**PROVIDED MATERIAL**:
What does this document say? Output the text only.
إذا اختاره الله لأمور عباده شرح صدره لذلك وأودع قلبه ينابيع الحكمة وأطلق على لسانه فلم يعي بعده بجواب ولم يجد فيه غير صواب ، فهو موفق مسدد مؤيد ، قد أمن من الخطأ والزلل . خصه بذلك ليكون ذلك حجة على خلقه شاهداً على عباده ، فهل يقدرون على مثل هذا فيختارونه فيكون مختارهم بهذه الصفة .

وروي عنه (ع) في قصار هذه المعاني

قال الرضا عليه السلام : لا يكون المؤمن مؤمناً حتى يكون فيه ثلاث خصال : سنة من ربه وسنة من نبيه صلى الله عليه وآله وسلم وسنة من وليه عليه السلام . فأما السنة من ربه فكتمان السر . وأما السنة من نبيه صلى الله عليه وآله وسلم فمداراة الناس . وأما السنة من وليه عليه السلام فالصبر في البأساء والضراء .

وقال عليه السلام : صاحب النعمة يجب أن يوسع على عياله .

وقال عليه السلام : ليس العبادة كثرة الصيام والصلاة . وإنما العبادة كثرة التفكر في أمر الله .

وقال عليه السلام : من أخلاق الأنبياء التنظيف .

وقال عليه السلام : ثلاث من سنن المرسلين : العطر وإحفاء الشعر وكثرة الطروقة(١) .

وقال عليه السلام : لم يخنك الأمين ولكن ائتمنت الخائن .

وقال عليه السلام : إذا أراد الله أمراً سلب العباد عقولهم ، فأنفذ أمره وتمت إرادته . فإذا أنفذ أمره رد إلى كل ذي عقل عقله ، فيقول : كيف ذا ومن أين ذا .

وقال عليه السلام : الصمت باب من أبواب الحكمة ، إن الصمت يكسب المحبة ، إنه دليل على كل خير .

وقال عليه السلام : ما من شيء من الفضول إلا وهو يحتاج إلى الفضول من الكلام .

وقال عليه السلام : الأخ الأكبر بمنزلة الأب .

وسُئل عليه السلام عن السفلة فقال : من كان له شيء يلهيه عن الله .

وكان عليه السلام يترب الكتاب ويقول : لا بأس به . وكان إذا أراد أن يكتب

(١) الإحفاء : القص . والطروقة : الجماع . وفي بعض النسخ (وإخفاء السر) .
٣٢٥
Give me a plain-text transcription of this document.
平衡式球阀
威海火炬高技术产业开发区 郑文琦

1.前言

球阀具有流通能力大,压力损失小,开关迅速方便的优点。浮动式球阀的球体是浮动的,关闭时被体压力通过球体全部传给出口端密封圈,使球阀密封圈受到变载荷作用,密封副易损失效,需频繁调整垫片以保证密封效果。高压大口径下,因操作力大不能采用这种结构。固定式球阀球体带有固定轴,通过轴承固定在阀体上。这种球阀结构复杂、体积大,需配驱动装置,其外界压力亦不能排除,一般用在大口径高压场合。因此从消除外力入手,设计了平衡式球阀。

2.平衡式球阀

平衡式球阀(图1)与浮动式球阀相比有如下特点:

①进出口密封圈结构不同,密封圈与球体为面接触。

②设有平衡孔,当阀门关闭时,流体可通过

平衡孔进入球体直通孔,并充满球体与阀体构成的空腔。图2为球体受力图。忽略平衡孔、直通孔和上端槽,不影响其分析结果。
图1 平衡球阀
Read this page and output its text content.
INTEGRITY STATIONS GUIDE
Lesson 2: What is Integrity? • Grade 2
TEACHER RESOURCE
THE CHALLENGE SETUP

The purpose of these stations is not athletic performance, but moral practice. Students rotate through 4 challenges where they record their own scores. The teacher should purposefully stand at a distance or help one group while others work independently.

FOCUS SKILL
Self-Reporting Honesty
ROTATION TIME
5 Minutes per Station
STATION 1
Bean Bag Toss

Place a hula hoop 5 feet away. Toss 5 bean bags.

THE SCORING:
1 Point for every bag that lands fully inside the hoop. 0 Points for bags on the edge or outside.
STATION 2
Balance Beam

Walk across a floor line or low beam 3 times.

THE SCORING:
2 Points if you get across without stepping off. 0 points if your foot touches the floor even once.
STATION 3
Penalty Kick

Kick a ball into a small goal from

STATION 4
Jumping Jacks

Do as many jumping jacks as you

**TASK DIRECTIONS**: Copy out the whole listing, exactly as written.

**TASK SOLUTION**:
What does this document say? Output the text only.
إذا اختاره الله لأمور عباده شرح صدره لذلك وأودع قلبه ينابيع الحكمة وأطلق على لسانه فلم يعي بعده بجواب ولم يجد فيه غير صواب ، فهو موفق مسدد مؤيد ، قد أمن من الخطأ والزلل . خصه بذلك ليكون ذلك حجة على خلقه شاهداً على عباده ، فهل يقدرون على مثل هذا فيختارونه فيكون مختارهم بهذه الصفة .

وروي عنه (ع) في قصار هذه المعاني

قال الرضا عليه السلام : لا يكون المؤمن مؤمناً حتى يكون فيه ثلاث خصال : سنة من ربه وسنة من نبيه صلى الله عليه وآله وسلم وسنة من وليه عليه السلام . فأما السنة من ربه فكتمان السر . وأما السنة من نبيه صلى الله عليه وآله وسلم فمداراة الناس . وأما السنة من وليه عليه السلام فالصبر في البأساء والضراء .

وقال عليه السلام : صاحب النعمة يجب أن يوسع على عياله .

وقال عليه السلام : ليس العبادة كثرة الصيام والصلاة . وإنما العبادة كثرة التفكر في أمر الله .

وقال عليه السلام : من أخلاق الأنبياء التنظيف .

وقال عليه السلام : ثلاث من سنن المرسلين : العطر وإحفاء الشعر وكثرة الطروقة(١) .

وقال عليه السلام : لم يخنك الأمين ولكن ائتمنت الخائن .

وقال عليه السلام : إذا أراد الله أمراً سلب العباد عقولهم ، فأنفذ أمره وتمت إرادته . فإذا أنفذ أمره رد إلى كل ذي عقل عقله ، فيقول : كيف ذا ومن أين ذا .

وقال عليه السلام : الصمت باب من أبواب الحكمة ، إن الصمت يكسب المحبة ، إنه دليل على كل خير .

وقال عليه السلام : ما من شيء من الفضول إلا وهو يحتاج إلى الفضول من الكلام .

وقال عليه السلام : الأخ الأكبر بمنزلة الأب .

وسُئل عليه السلام عن السفلة فقال : من كان له شيء يلهيه عن الله .

وكان عليه السلام يترب الكتاب ويقول : لا بأس به . وكان إذا أراد أن يكتب

(١) الإحفاء : القص . والطروقة : الجماع . وفي بعض النسخ (وإخفاء السر) .
٣٢٥
Give me a plain-text transcription of this document.
平衡式球阀
威海火炬高技术产业开发区 郑文琦

1.前言

球阀具有流通能力大,压力损失小,开关迅速方便的优点。浮动式球阀的球体是浮动的,关闭时被体压力通过球体全部传给出口端密封圈,使球阀密封圈受到变载荷作用,密封副易损失效,需频繁调整垫片以保证密封效果。高压大口径下,因操作力大不能采用这种结构。固定式球阀球体带有固定轴,通过轴承固定在阀体上。这种球阀结构复杂、体积大,需配驱动装置,其外界压力亦不能排除,一般用在大口径高压场合。因此从消除外力入手,设计了平衡式球阀。

2.平衡式球阀

平衡式球阀(图1)与浮动式球阀相比有如下特点:

①进出口密封圈结构不同,密封圈与球体为面接触。

②设有平衡孔,当阀门关闭时,流体可通过

平衡孔进入球体直通孔,并充满球体与阀体构成的空腔。图2为球体受力图。忽略平衡孔、直通孔和上端槽,不影响其分析结果。
图1 平衡球阀
Read this page and output its text content.
INTEGRITY STATIONS GUIDE
Lesson 2: What is Integrity? • Grade 2
TEACHER RESOURCE
THE CHALLENGE SETUP

The purpose of these stations is not athletic performance, but moral practice. Students rotate through 4 challenges where they record their own scores. The teacher should purposefully stand at a distance or help one group while others work independently.

FOCUS SKILL
Self-Reporting Honesty
ROTATION TIME
5 Minutes per Station
STATION 1
Bean Bag Toss

Place a hula hoop 5 feet away. Toss 5 bean bags.

THE SCORING:
1 Point for every bag that lands fully inside the hoop. 0 Points for bags on the edge or outside.
STATION 2
Balance Beam

Walk across a floor line or low beam 3 times.

THE SCORING:
2 Points if you get across without stepping off. 0 points if your foot touches the floor even once.
STATION 3
Penalty Kick

Kick a ball into a small goal from

STATION 4
Jumping Jacks

Do as many jumping jacks as you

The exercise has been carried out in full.